[TASK STATEMENT] Write out the records beneath this line exactly as they appear, minus any images.

[GIVEN RECORDS]
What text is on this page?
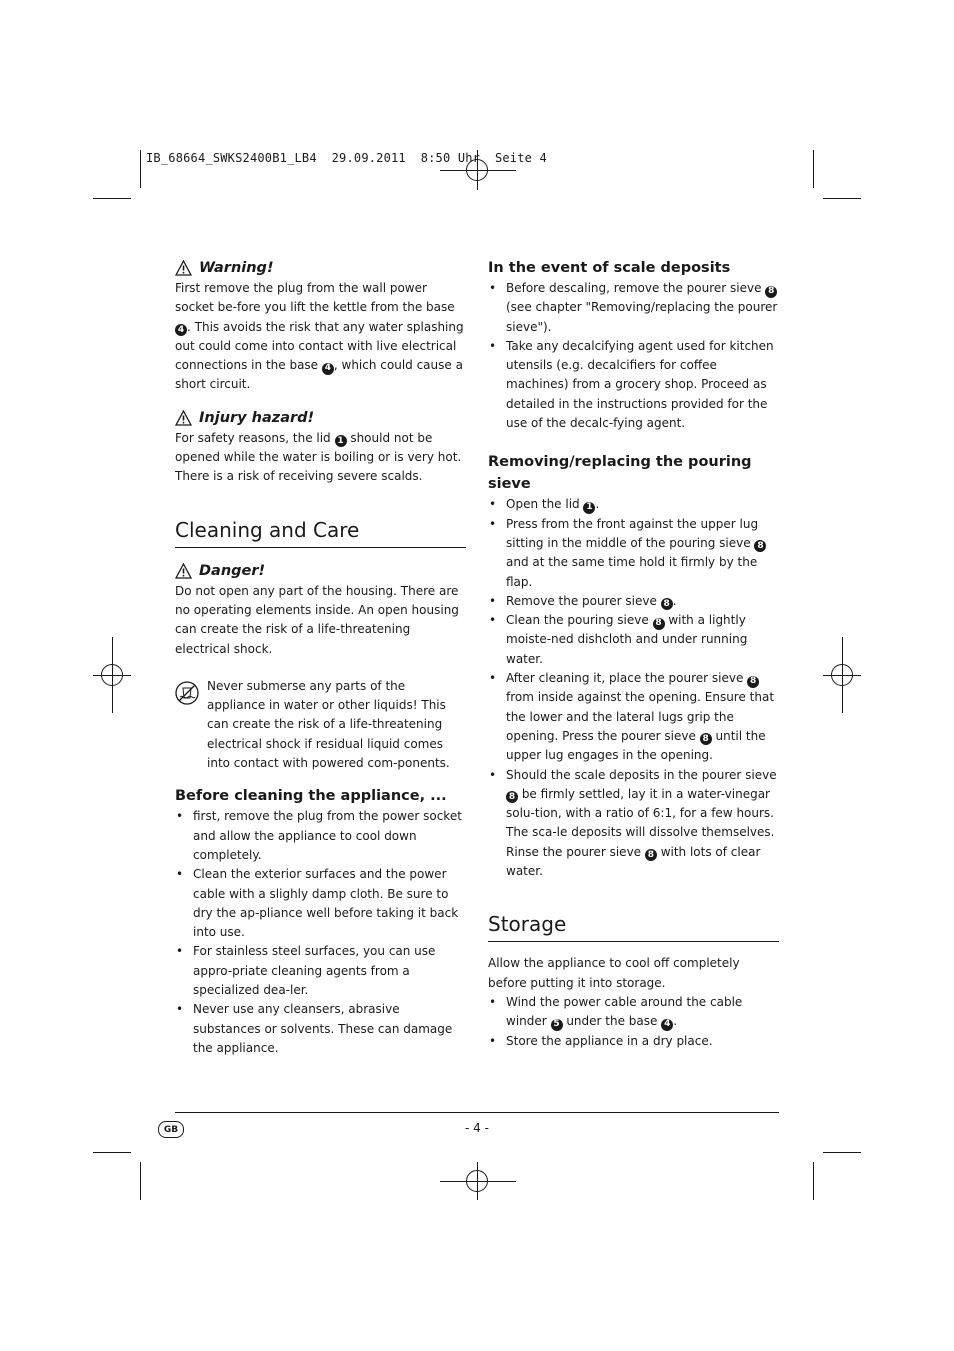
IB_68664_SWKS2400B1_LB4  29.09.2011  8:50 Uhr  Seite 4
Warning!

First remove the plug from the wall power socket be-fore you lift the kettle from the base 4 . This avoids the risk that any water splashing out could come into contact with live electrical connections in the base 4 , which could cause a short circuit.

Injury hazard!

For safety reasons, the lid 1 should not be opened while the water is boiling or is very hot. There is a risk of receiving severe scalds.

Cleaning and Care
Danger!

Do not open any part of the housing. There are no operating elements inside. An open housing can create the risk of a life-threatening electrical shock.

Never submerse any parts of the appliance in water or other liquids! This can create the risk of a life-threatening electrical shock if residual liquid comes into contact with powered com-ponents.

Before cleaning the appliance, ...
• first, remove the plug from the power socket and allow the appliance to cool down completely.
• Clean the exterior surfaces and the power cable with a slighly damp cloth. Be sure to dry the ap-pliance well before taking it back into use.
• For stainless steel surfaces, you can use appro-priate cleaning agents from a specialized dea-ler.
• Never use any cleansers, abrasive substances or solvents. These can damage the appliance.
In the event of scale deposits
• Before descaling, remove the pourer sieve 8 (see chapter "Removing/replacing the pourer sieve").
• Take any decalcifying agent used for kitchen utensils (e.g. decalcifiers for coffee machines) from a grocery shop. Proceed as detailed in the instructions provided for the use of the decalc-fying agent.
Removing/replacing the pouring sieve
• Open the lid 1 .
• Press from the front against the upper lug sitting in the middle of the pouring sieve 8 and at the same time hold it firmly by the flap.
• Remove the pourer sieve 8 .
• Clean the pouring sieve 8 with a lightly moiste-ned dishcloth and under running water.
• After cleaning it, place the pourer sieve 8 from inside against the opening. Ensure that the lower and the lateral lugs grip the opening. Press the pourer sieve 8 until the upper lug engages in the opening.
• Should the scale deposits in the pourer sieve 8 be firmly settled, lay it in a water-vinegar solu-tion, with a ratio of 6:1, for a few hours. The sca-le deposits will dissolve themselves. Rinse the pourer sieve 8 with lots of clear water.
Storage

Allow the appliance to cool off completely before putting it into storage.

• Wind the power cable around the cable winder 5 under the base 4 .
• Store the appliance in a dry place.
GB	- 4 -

[EXPECTED ANSWER]
What text is on this page?
IB_68664_SWKS2400B1_LB4  29.09.2011  8:50 Uhr  Seite 4
Warning!

First remove the plug from the wall power socket be-fore you lift the kettle from the base 4 . This avoids the risk that any water splashing out could come into contact with live electrical connections in the base 4 , which could cause a short circuit.

Injury hazard!

For safety reasons, the lid 1 should not be opened while the water is boiling or is very hot. There is a risk of receiving severe scalds.

Cleaning and Care
Danger!

Do not open any part of the housing. There are no operating elements inside. An open housing can create the risk of a life-threatening electrical shock.

Never submerse any parts of the appliance in water or other liquids! This can create the risk of a life-threatening electrical shock if residual liquid comes into contact with powered com-ponents.

Before cleaning the appliance, ...
• first, remove the plug from the power socket and allow the appliance to cool down completely.
• Clean the exterior surfaces and the power cable with a slighly damp cloth. Be sure to dry the ap-pliance well before taking it back into use.
• For stainless steel surfaces, you can use appro-priate cleaning agents from a specialized dea-ler.
• Never use any cleansers, abrasive substances or solvents. These can damage the appliance.
In the event of scale deposits
• Before descaling, remove the pourer sieve 8 (see chapter "Removing/replacing the pourer sieve").
• Take any decalcifying agent used for kitchen utensils (e.g. decalcifiers for coffee machines) from a grocery shop. Proceed as detailed in the instructions provided for the use of the decalc-fying agent.
Removing/replacing the pouring sieve
• Open the lid 1 .
• Press from the front against the upper lug sitting in the middle of the pouring sieve 8 and at the same time hold it firmly by the flap.
• Remove the pourer sieve 8 .
• Clean the pouring sieve 8 with a lightly moiste-ned dishcloth and under running water.
• After cleaning it, place the pourer sieve 8 from inside against the opening. Ensure that the lower and the lateral lugs grip the opening. Press the pourer sieve 8 until the upper lug engages in the opening.
• Should the scale deposits in the pourer sieve 8 be firmly settled, lay it in a water-vinegar solu-tion, with a ratio of 6:1, for a few hours. The sca-le deposits will dissolve themselves. Rinse the pourer sieve 8 with lots of clear water.
Storage

Allow the appliance to cool off completely before putting it into storage.

• Wind the power cable around the cable winder 5 under the base 4 .
• Store the appliance in a dry place.
GB	- 4 -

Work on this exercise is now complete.